== EXERCISE GOAL ==
Reproduce the entire listing below verbatim, line for line, leaving out the pictures.

— start of THE RECORDS —

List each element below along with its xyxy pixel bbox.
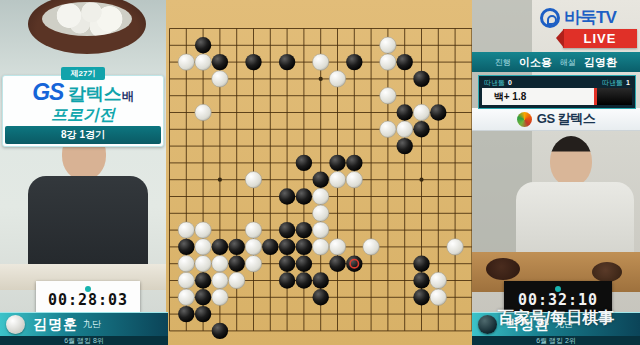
black-stone <box>413 272 429 288</box>
white-stone <box>313 54 329 70</box>
baduk-tv-circle-icon <box>540 8 560 28</box>
black-stone <box>397 138 413 154</box>
black-stone <box>296 256 312 272</box>
white-stone <box>380 54 396 70</box>
white-stone <box>212 256 228 272</box>
black-stone <box>430 104 446 120</box>
tournament-title-card: GS 칼텍스배 프로기전 8강 1경기 <box>2 75 164 147</box>
black-stone <box>279 239 295 255</box>
white-winrate-segment <box>538 88 594 105</box>
black-stone <box>329 256 345 272</box>
black-stone <box>397 54 413 70</box>
captures-white-value: 0 <box>508 79 512 86</box>
captures-black-label: 따낸돌 <box>602 79 623 86</box>
ai-eval-panel: 따낸돌0 따낸돌1 백+ 1.8 <box>478 75 636 109</box>
captures-white-label: 따낸돌 <box>484 79 505 86</box>
black-stone <box>262 239 278 255</box>
black-stone <box>178 239 194 255</box>
white-stone <box>313 239 329 255</box>
baduk-tv-logo: 바둑TV <box>540 6 616 29</box>
white-stone <box>313 205 329 221</box>
left-ranking-note: 6월 랭킹 8위 <box>0 336 168 345</box>
right-ranking-note: 6월 랭킹 2위 <box>472 336 640 345</box>
title-bae: 배 <box>122 89 134 103</box>
white-stone <box>329 239 345 255</box>
go-bowl-icon <box>486 258 520 280</box>
white-stone <box>178 222 194 238</box>
white-stone <box>313 222 329 238</box>
sponsor-text: GS 칼텍스 <box>537 110 595 128</box>
white-stone <box>413 104 429 120</box>
black-stone <box>195 272 211 288</box>
black-stone <box>413 256 429 272</box>
white-stone <box>380 88 396 104</box>
black-stone <box>313 272 329 288</box>
black-stone <box>296 188 312 204</box>
black-stone <box>329 155 345 171</box>
left-clock-time: 00:28:03 <box>48 293 128 308</box>
white-stone <box>195 54 211 70</box>
black-stone <box>195 37 211 53</box>
captures-black-value: 1 <box>626 79 630 86</box>
black-stone <box>212 323 228 339</box>
white-stone <box>363 239 379 255</box>
broadcast-frame: goal Energy 제27기 GS 칼텍스배 프로기전 8강 1경기 바둑T… <box>0 0 640 345</box>
white-stone <box>447 239 463 255</box>
white-stones-in-bowl <box>42 2 132 36</box>
white-stone <box>245 222 261 238</box>
black-stone <box>279 54 295 70</box>
left-player-clock: 00:28:03 <box>36 281 140 312</box>
captures-white: 따낸돌0 <box>484 77 512 88</box>
winrate-bar: 백+ 1.8 <box>482 88 632 105</box>
black-stone <box>296 272 312 288</box>
black-stone <box>313 289 329 305</box>
stone-bowl-video <box>28 0 146 54</box>
white-stone <box>195 104 211 120</box>
right-player-head <box>550 136 592 186</box>
black-stone <box>212 54 228 70</box>
white-stone <box>178 256 194 272</box>
white-stone <box>313 188 329 204</box>
tournament-title: GS 칼텍스배 <box>5 82 161 106</box>
left-player-rank: 九단 <box>83 318 101 331</box>
white-stone <box>229 272 245 288</box>
captures-row: 따낸돌0 따낸돌1 <box>482 77 632 88</box>
black-stone <box>195 306 211 322</box>
edition-badge: 제27기 <box>61 67 106 80</box>
commentator-name: 김영환 <box>584 55 617 70</box>
white-stone <box>178 289 194 305</box>
black-stone <box>212 239 228 255</box>
white-stone <box>212 289 228 305</box>
white-stone <box>430 272 446 288</box>
black-winrate-segment <box>597 88 632 105</box>
black-stone <box>195 289 211 305</box>
white-stone <box>329 71 345 87</box>
black-stone <box>413 121 429 137</box>
left-nameplate: 김명훈 九단 <box>0 312 168 336</box>
white-stone <box>346 172 362 188</box>
score-label: 백+ 1.8 <box>482 88 538 105</box>
black-stone <box>346 155 362 171</box>
white-stone <box>178 272 194 288</box>
black-stone <box>229 256 245 272</box>
white-stone <box>195 239 211 255</box>
black-stone <box>229 239 245 255</box>
black-stone <box>413 289 429 305</box>
live-badge: LIVE <box>563 29 637 48</box>
white-stone <box>380 37 396 53</box>
captures-black: 따낸돌1 <box>602 77 630 88</box>
white-stone <box>212 71 228 87</box>
white-stone <box>245 239 261 255</box>
black-stone <box>413 71 429 87</box>
white-stone <box>380 121 396 137</box>
black-stone <box>313 172 329 188</box>
black-stone <box>245 54 261 70</box>
white-stone <box>195 256 211 272</box>
gs-caltex-logo-icon <box>517 112 532 127</box>
black-stone <box>279 188 295 204</box>
black-stone <box>296 239 312 255</box>
right-clock-time: 00:32:10 <box>518 293 598 308</box>
white-stone <box>245 256 261 272</box>
stage-label: 8강 1경기 <box>5 126 161 144</box>
left-player-name: 김명훈 <box>33 316 78 334</box>
white-stone <box>397 121 413 137</box>
black-stone <box>296 222 312 238</box>
black-stone <box>279 256 295 272</box>
black-stone <box>346 256 362 272</box>
go-bowl-icon <box>592 262 622 282</box>
white-stone <box>195 222 211 238</box>
black-stone <box>279 222 295 238</box>
black-stone <box>296 155 312 171</box>
staff-bar: 진행 이소용 해설 김영환 <box>472 52 640 72</box>
tournament-subtitle: 프로기전 <box>5 106 161 123</box>
tournament-card: 제27기 GS 칼텍스배 프로기전 8강 1경기 <box>2 57 164 147</box>
white-stone <box>178 54 194 70</box>
title-gs: GS <box>32 79 63 105</box>
black-stone <box>397 104 413 120</box>
host-label: 진행 <box>495 57 511 68</box>
white-stone <box>245 172 261 188</box>
white-stone <box>212 272 228 288</box>
white-stone-icon <box>6 315 25 334</box>
black-stone <box>178 306 194 322</box>
title-caltex: 칼텍스 <box>68 84 122 104</box>
baduk-tv-wordmark: 바둑TV <box>564 6 616 29</box>
white-stone <box>329 172 345 188</box>
go-board <box>166 0 472 345</box>
sponsor-bar: GS 칼텍스 <box>472 108 640 131</box>
winrate-bar-track <box>538 88 632 105</box>
black-stone <box>279 272 295 288</box>
watermark-text: 百家号/每日棋事 <box>468 308 640 329</box>
host-name: 이소용 <box>519 55 552 70</box>
live-label: LIVE <box>584 31 617 46</box>
black-stone <box>346 54 362 70</box>
white-stone <box>430 289 446 305</box>
live-play-icon <box>556 29 564 48</box>
commentator-label: 해설 <box>560 57 576 68</box>
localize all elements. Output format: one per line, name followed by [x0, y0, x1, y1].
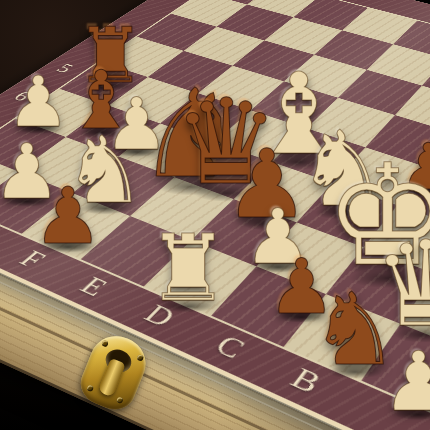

— end of THE RECORDS —

== RESPONSE TO THIS TASK ==
List each element below along with its xyxy pixel bbox.
black-stone <box>413 272 429 288</box>
white-stone <box>313 54 329 70</box>
baduk-tv-circle-icon <box>540 8 560 28</box>
black-stone <box>397 138 413 154</box>
black-stone <box>296 256 312 272</box>
white-stone <box>380 54 396 70</box>
white-stone <box>212 256 228 272</box>
black-stone <box>430 104 446 120</box>
tournament-title-card: GS 칼텍스배 프로기전 8강 1경기 <box>2 75 164 147</box>
black-stone <box>279 239 295 255</box>
white-winrate-segment <box>538 88 594 105</box>
black-stone <box>329 256 345 272</box>
black-stone <box>397 54 413 70</box>
captures-white-value: 0 <box>508 79 512 86</box>
captures-black-label: 따낸돌 <box>602 79 623 86</box>
ai-eval-panel: 따낸돌0 따낸돌1 백+ 1.8 <box>478 75 636 109</box>
captures-white-label: 따낸돌 <box>484 79 505 86</box>
black-stone <box>262 239 278 255</box>
black-stone <box>178 239 194 255</box>
white-stone <box>313 239 329 255</box>
baduk-tv-logo: 바둑TV <box>540 6 616 29</box>
white-stone <box>313 205 329 221</box>
left-ranking-note: 6월 랭킹 8위 <box>0 336 168 345</box>
right-ranking-note: 6월 랭킹 2위 <box>472 336 640 345</box>
title-bae: 배 <box>122 89 134 103</box>
white-stone <box>329 239 345 255</box>
go-bowl-icon <box>486 258 520 280</box>
white-stone <box>178 222 194 238</box>
white-stone <box>313 222 329 238</box>
sponsor-text: GS 칼텍스 <box>537 110 595 128</box>
white-stone <box>413 104 429 120</box>
black-stone <box>195 272 211 288</box>
black-stone <box>413 256 429 272</box>
white-stone <box>380 88 396 104</box>
black-stone <box>313 272 329 288</box>
black-stone <box>296 188 312 204</box>
black-stone <box>329 155 345 171</box>
left-clock-time: 00:28:03 <box>48 293 128 308</box>
white-stone <box>195 54 211 70</box>
black-stone <box>195 37 211 53</box>
captures-black-value: 1 <box>626 79 630 86</box>
black-stone <box>212 323 228 339</box>
white-stone <box>363 239 379 255</box>
broadcast-frame: goal Energy 제27기 GS 칼텍스배 프로기전 8강 1경기 바둑T… <box>0 0 640 345</box>
white-stone <box>447 239 463 255</box>
white-stones-in-bowl <box>42 2 132 36</box>
white-stone <box>245 222 261 238</box>
black-stone <box>279 54 295 70</box>
left-player-clock: 00:28:03 <box>36 281 140 312</box>
captures-white: 따낸돌0 <box>484 77 512 88</box>
winrate-bar: 백+ 1.8 <box>482 88 632 105</box>
black-stone <box>296 272 312 288</box>
black-stone <box>313 289 329 305</box>
stone-bowl-video <box>28 0 146 54</box>
white-stone <box>195 104 211 120</box>
right-player-head <box>550 136 592 186</box>
black-stone <box>212 54 228 70</box>
white-stone <box>178 256 194 272</box>
white-stone <box>313 188 329 204</box>
tournament-title: GS 칼텍스배 <box>5 82 161 106</box>
left-player-rank: 九단 <box>83 318 101 331</box>
white-stone <box>229 272 245 288</box>
captures-row: 따낸돌0 따낸돌1 <box>482 77 632 88</box>
black-stone <box>195 306 211 322</box>
edition-badge: 제27기 <box>61 67 106 80</box>
commentator-name: 김영환 <box>584 55 617 70</box>
white-stone <box>178 289 194 305</box>
black-stone <box>212 239 228 255</box>
white-stone <box>212 289 228 305</box>
white-stone <box>430 272 446 288</box>
black-winrate-segment <box>597 88 632 105</box>
black-stone <box>195 289 211 305</box>
white-stone <box>329 71 345 87</box>
black-stone <box>413 121 429 137</box>
left-nameplate: 김명훈 九단 <box>0 312 168 336</box>
white-stone <box>346 172 362 188</box>
score-label: 백+ 1.8 <box>482 88 538 105</box>
black-stone <box>346 155 362 171</box>
white-stone <box>178 272 194 288</box>
black-stone <box>229 256 245 272</box>
white-stone <box>195 239 211 255</box>
black-stone <box>229 239 245 255</box>
black-stone <box>413 289 429 305</box>
live-badge: LIVE <box>563 29 637 48</box>
white-stone <box>380 37 396 53</box>
captures-black: 따낸돌1 <box>602 77 630 88</box>
white-stone <box>212 71 228 87</box>
white-stone <box>245 239 261 255</box>
black-stone <box>413 71 429 87</box>
white-stone <box>380 121 396 137</box>
black-stone <box>313 172 329 188</box>
black-stone <box>245 54 261 70</box>
white-stone <box>195 256 211 272</box>
gs-caltex-logo-icon <box>517 112 532 127</box>
black-stone <box>279 188 295 204</box>
black-stone <box>296 239 312 255</box>
right-clock-time: 00:32:10 <box>518 293 598 308</box>
white-stone <box>245 256 261 272</box>
stage-label: 8강 1경기 <box>5 126 161 144</box>
left-player-name: 김명훈 <box>33 316 78 334</box>
white-stone <box>397 121 413 137</box>
black-stone <box>296 222 312 238</box>
black-stone <box>279 256 295 272</box>
black-stone <box>346 256 362 272</box>
go-bowl-icon <box>592 262 622 282</box>
white-stone <box>195 222 211 238</box>
black-stone <box>279 222 295 238</box>
black-stone <box>296 155 312 171</box>
staff-bar: 진행 이소용 해설 김영환 <box>472 52 640 72</box>
tournament-subtitle: 프로기전 <box>5 106 161 123</box>
tournament-card: 제27기 GS 칼텍스배 프로기전 8강 1경기 <box>2 57 164 147</box>
white-stone <box>178 54 194 70</box>
title-gs: GS <box>32 79 63 105</box>
black-stone <box>397 104 413 120</box>
host-label: 진행 <box>495 57 511 68</box>
white-stone <box>245 172 261 188</box>
white-stone <box>212 272 228 288</box>
white-stone-icon <box>6 315 25 334</box>
black-stone <box>178 306 194 322</box>
title-caltex: 칼텍스 <box>68 84 122 104</box>
baduk-tv-wordmark: 바둑TV <box>564 6 616 29</box>
white-stone <box>329 172 345 188</box>
go-board <box>166 0 472 345</box>
sponsor-bar: GS 칼텍스 <box>472 108 640 131</box>
winrate-bar-track <box>538 88 632 105</box>
black-stone <box>279 272 295 288</box>
watermark-text: 百家号/每日棋事 <box>468 308 640 329</box>
host-name: 이소용 <box>519 55 552 70</box>
live-label: LIVE <box>584 31 617 46</box>
black-stone <box>346 54 362 70</box>
white-stone <box>430 289 446 305</box>
live-play-icon <box>556 29 564 48</box>
commentator-label: 해설 <box>560 57 576 68</box>
localize all elements. Output format: one per line, name followed by [x0, y0, x1, y1].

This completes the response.